What is needed: Tally the lines below that contain "fold". The number is the whole answer.

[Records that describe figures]
——

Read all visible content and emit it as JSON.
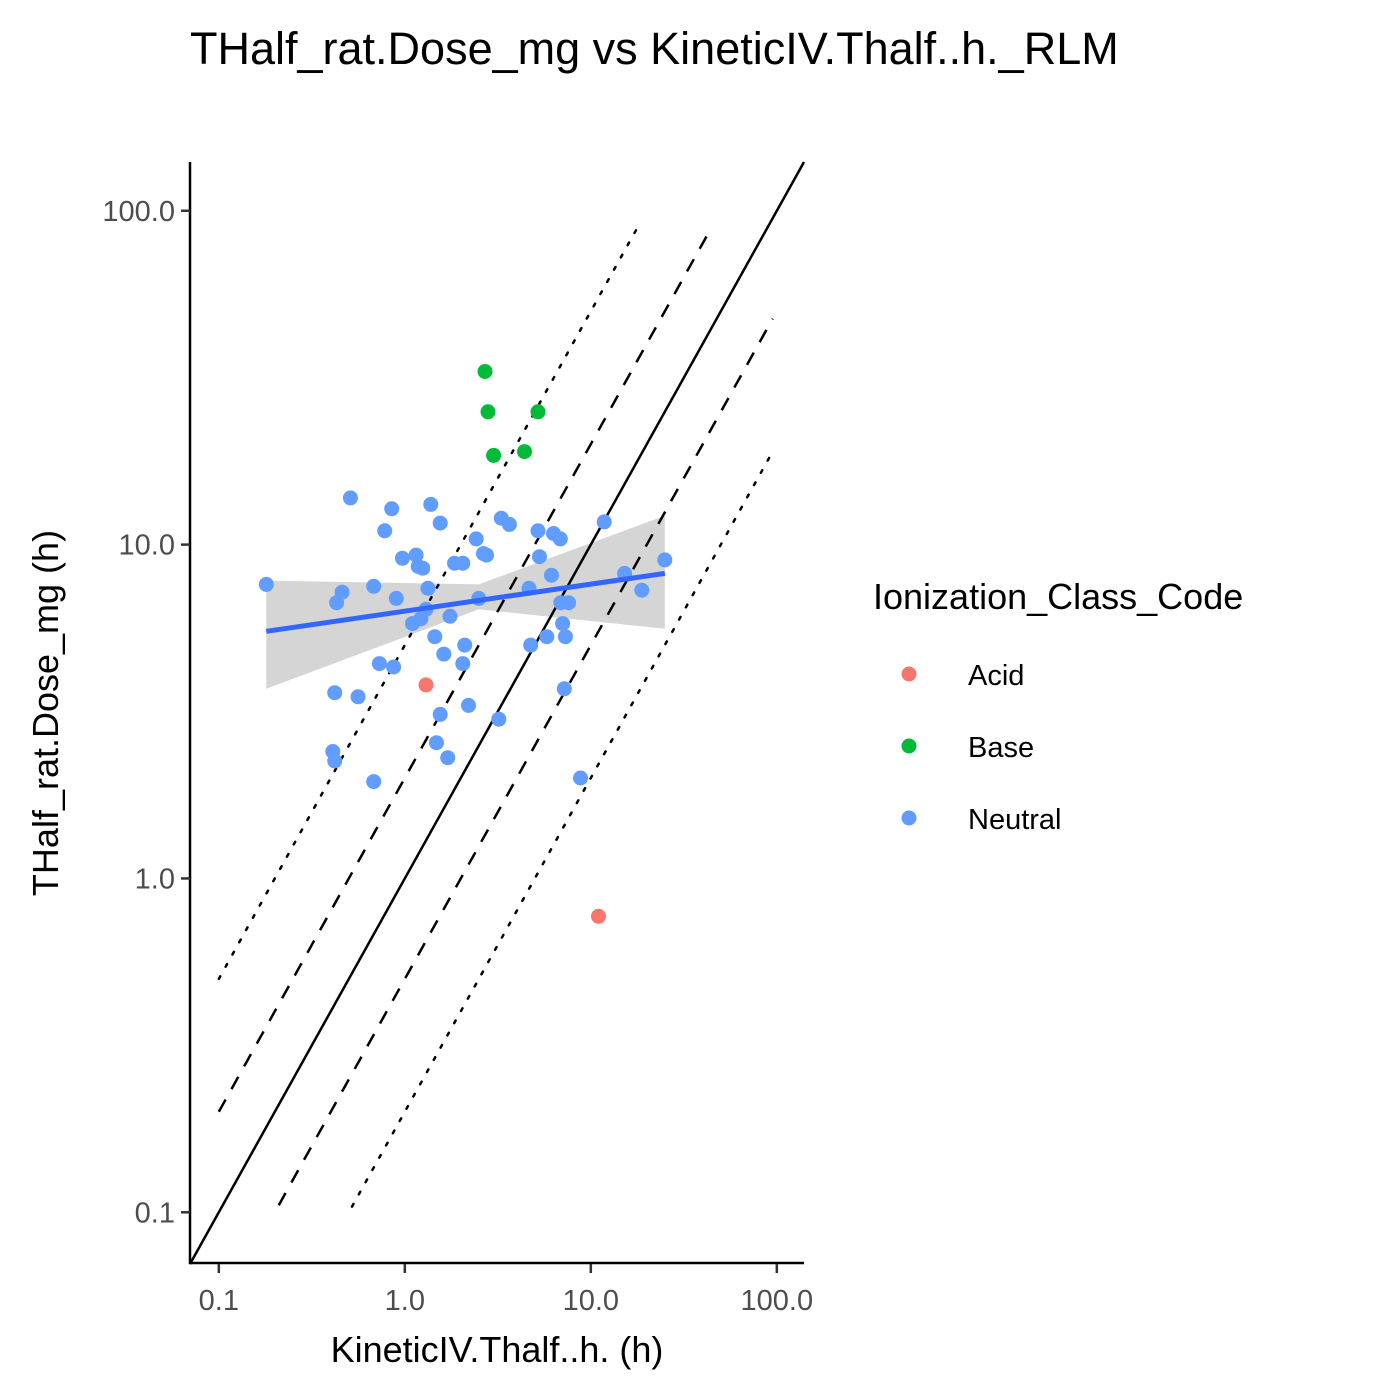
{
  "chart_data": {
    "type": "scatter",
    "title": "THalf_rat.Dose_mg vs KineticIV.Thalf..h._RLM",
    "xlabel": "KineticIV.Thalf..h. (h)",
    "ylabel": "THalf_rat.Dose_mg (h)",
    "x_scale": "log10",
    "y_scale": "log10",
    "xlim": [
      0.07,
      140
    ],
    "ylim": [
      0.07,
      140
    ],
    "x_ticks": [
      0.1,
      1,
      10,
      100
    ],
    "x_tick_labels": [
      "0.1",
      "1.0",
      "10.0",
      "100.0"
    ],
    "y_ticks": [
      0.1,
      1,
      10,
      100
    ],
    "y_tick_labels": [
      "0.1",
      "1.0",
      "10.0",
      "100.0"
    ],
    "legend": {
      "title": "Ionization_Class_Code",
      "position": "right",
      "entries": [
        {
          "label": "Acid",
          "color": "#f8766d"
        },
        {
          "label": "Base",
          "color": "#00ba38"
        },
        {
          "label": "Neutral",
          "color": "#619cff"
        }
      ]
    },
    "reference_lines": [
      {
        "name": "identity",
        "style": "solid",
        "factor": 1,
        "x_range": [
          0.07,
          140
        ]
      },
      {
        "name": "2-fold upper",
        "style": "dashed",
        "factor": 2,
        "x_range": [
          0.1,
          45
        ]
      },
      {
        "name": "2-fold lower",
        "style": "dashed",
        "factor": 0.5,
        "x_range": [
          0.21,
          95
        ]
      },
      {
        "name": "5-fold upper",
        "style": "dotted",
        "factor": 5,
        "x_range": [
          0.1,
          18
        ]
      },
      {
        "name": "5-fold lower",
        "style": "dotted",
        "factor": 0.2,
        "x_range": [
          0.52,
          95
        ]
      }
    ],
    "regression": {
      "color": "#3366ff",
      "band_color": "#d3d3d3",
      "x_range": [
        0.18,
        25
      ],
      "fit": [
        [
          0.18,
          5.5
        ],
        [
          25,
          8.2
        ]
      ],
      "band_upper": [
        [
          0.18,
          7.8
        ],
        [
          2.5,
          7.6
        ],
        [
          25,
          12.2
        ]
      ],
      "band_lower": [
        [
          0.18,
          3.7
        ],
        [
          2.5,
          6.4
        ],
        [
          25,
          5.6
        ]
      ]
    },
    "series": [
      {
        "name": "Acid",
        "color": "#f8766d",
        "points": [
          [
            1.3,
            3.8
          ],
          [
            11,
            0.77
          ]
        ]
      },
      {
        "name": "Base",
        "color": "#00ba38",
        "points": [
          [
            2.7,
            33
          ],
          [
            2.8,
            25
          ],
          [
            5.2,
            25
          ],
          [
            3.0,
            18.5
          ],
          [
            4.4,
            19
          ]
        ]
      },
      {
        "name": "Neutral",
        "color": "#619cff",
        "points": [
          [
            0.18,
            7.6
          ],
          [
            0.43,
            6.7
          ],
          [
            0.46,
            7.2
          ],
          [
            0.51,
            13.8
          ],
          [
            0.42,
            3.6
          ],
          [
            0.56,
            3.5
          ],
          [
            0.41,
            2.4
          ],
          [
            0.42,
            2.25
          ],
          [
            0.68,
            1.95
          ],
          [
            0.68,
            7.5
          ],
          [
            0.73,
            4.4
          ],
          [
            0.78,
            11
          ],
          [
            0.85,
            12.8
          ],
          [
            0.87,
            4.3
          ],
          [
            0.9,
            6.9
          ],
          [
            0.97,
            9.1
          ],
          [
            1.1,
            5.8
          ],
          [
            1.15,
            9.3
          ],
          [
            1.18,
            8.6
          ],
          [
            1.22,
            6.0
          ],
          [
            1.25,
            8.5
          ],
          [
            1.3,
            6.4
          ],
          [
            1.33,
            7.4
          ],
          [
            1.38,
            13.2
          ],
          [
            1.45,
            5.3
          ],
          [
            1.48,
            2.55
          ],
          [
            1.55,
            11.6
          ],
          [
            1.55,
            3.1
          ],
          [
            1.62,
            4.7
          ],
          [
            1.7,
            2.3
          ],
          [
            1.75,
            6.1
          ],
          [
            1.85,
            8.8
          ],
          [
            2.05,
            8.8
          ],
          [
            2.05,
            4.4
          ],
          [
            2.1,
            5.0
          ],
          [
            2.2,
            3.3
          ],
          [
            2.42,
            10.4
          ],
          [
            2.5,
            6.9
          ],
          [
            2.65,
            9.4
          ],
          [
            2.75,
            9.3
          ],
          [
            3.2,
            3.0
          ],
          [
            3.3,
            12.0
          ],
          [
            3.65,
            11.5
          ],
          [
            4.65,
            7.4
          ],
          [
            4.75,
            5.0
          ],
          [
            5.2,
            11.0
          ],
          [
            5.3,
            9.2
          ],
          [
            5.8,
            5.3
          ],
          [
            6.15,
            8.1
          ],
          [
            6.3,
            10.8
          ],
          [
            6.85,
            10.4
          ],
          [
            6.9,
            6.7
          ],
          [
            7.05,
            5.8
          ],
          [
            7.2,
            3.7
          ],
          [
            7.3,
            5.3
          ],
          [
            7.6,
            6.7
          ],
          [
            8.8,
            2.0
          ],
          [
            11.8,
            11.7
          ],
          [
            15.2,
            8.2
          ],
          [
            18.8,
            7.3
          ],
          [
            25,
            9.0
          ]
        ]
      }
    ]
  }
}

——

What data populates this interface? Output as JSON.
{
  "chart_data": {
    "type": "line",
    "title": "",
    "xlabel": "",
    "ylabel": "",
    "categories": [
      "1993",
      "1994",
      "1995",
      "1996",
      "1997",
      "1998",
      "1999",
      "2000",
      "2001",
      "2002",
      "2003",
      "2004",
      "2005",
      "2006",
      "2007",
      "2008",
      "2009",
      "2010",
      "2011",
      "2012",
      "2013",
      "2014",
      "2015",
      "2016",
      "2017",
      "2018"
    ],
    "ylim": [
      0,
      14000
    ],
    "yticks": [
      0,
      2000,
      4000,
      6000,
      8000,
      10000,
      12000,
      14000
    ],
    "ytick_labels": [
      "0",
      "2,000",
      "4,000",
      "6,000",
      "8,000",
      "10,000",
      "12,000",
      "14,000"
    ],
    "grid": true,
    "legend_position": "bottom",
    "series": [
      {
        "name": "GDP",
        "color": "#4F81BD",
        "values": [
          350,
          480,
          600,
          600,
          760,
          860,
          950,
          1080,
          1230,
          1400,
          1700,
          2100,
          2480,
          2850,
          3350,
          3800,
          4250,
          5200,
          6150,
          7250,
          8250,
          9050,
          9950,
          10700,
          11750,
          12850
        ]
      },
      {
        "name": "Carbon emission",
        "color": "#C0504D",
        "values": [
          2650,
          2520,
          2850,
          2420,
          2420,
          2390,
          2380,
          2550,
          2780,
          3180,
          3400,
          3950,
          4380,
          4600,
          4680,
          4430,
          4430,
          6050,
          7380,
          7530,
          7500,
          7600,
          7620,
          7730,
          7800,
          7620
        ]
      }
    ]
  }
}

——

Answer for the task: 4